* GIVEN INSTRUCTION
Print the records below exactly as they appear.
## Begin
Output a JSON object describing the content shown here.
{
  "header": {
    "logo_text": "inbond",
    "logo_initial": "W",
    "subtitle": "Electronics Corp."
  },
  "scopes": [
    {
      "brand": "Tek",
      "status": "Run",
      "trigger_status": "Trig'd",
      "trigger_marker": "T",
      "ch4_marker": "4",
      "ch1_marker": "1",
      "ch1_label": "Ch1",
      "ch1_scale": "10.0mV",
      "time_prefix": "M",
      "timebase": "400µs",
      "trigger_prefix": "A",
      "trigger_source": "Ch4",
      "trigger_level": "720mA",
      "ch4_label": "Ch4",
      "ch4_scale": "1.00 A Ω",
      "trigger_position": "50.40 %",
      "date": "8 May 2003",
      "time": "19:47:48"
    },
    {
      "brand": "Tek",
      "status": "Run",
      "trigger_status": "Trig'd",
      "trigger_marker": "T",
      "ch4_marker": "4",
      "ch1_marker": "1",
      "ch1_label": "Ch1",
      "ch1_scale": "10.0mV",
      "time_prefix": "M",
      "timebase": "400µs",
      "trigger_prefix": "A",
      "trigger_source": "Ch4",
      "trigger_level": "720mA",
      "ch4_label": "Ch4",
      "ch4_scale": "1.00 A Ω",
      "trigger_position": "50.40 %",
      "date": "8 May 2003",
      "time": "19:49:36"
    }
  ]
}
## End
* THE SOLUTION
Output a JSON object describing the content shown here.
{
  "header": {
    "logo_text": "inbond",
    "logo_initial": "W",
    "subtitle": "Electronics Corp."
  },
  "scopes": [
    {
      "brand": "Tek",
      "status": "Run",
      "trigger_status": "Trig'd",
      "trigger_marker": "T",
      "ch4_marker": "4",
      "ch1_marker": "1",
      "ch1_label": "Ch1",
      "ch1_scale": "10.0mV",
      "time_prefix": "M",
      "timebase": "400µs",
      "trigger_prefix": "A",
      "trigger_source": "Ch4",
      "trigger_level": "720mA",
      "ch4_label": "Ch4",
      "ch4_scale": "1.00 A Ω",
      "trigger_position": "50.40 %",
      "date": "8 May 2003",
      "time": "19:47:48"
    },
    {
      "brand": "Tek",
      "status": "Run",
      "trigger_status": "Trig'd",
      "trigger_marker": "T",
      "ch4_marker": "4",
      "ch1_marker": "1",
      "ch1_label": "Ch1",
      "ch1_scale": "10.0mV",
      "time_prefix": "M",
      "timebase": "400µs",
      "trigger_prefix": "A",
      "trigger_source": "Ch4",
      "trigger_level": "720mA",
      "ch4_label": "Ch4",
      "ch4_scale": "1.00 A Ω",
      "trigger_position": "50.40 %",
      "date": "8 May 2003",
      "time": "19:49:36"
    }
  ]
}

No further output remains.